ROWS ->
▬▬▬

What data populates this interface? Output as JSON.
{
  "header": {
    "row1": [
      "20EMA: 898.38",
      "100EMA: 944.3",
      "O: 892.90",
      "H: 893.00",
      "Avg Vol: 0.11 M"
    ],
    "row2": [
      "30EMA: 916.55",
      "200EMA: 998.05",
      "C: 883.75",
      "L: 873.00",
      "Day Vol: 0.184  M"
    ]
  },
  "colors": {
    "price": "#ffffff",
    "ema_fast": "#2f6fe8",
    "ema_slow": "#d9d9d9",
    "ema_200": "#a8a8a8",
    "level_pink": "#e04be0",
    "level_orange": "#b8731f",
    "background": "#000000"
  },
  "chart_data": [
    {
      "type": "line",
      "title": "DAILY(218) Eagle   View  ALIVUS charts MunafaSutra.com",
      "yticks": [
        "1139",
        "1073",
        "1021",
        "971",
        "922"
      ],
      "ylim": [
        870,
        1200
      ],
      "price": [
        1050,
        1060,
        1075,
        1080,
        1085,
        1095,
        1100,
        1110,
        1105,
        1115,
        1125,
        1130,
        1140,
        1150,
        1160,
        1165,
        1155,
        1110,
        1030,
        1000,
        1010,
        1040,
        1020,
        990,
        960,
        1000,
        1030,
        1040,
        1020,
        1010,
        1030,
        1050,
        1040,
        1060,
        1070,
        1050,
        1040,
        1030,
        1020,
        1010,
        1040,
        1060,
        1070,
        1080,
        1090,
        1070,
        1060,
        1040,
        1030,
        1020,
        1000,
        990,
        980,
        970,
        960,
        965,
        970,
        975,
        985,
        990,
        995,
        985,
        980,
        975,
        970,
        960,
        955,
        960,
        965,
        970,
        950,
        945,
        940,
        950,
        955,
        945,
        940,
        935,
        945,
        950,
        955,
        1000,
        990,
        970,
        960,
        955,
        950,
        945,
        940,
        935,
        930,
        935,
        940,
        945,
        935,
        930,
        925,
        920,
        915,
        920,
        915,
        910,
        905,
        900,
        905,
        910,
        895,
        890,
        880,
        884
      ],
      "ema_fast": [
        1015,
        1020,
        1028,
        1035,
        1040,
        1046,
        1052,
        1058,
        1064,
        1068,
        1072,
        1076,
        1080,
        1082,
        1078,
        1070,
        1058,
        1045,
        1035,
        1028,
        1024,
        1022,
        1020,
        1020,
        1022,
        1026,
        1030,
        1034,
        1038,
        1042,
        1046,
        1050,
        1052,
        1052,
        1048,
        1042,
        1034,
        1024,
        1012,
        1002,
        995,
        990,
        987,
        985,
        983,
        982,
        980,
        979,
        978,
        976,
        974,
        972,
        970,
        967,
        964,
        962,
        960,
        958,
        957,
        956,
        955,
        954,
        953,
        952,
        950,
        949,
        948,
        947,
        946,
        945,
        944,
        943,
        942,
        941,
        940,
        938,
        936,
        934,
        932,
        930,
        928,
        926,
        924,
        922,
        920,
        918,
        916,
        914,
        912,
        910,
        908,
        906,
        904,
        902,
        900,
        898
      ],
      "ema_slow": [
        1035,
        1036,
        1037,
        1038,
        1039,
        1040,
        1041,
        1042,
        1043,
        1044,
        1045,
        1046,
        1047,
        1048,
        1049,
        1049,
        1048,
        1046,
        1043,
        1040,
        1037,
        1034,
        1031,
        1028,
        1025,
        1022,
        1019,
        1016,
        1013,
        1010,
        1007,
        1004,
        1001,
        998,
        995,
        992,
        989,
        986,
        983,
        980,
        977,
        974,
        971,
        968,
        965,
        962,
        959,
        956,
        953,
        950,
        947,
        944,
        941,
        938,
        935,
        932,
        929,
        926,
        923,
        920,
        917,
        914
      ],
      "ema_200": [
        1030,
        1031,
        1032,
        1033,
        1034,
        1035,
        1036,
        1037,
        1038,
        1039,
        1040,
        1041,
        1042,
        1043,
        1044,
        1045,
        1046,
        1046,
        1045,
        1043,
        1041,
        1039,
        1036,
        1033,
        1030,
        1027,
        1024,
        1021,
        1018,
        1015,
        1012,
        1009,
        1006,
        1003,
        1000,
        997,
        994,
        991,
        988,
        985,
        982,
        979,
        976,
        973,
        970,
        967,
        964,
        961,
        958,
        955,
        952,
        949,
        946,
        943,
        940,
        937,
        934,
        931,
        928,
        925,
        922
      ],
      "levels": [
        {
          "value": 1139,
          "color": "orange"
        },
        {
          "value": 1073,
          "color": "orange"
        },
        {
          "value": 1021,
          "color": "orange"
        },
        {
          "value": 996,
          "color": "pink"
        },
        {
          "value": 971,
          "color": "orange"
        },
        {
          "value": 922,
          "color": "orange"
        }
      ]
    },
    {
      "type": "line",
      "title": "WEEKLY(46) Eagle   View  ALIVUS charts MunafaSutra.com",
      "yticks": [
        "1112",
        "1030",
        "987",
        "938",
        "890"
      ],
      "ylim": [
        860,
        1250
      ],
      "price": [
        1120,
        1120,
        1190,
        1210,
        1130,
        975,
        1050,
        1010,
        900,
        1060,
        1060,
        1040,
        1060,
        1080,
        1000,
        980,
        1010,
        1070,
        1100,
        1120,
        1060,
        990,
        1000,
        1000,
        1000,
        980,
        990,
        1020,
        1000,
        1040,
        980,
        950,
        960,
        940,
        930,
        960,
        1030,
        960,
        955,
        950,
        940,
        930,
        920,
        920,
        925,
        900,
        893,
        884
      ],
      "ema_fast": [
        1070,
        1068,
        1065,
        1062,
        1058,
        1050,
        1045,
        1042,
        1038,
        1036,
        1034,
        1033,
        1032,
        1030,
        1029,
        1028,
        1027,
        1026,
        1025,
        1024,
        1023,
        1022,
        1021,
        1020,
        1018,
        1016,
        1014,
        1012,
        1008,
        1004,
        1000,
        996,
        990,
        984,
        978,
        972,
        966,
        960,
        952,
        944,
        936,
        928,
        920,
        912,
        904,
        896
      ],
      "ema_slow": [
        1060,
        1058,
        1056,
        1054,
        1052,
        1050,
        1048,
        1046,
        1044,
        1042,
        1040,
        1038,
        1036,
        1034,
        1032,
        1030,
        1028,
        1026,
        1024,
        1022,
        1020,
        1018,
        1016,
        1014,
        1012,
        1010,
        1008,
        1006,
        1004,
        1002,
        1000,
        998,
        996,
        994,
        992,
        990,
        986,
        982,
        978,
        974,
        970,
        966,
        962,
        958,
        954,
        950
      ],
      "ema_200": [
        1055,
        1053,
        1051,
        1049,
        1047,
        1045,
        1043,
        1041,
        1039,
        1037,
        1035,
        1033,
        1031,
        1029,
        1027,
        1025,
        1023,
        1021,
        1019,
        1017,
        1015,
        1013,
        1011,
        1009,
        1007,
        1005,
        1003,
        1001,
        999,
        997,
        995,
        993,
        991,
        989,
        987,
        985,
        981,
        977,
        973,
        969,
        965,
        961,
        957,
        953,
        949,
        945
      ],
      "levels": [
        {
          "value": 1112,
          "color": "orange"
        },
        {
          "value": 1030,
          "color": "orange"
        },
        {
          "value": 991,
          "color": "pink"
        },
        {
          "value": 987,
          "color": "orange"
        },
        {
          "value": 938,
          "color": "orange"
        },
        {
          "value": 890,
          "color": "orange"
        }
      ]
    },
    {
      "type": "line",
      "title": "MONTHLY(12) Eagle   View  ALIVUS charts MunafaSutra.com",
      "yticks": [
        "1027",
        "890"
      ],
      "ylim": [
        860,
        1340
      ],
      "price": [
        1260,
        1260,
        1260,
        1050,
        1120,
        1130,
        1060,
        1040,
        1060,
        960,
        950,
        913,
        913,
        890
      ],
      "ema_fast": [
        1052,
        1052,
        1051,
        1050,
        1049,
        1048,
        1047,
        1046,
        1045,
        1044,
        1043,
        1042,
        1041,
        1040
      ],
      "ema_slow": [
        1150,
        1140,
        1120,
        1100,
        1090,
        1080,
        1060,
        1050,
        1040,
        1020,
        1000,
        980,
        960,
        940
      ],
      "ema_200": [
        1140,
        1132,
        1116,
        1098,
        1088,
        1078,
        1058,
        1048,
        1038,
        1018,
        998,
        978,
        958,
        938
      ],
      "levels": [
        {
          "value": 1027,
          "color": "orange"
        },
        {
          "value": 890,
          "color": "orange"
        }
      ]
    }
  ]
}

▬▬▬

WRITTEN EXERCISE ->
From the listing above, report the number of lines containing the string "View", without any accompanying remarks.

SOLUTION TO THIS PROBLEM ->
3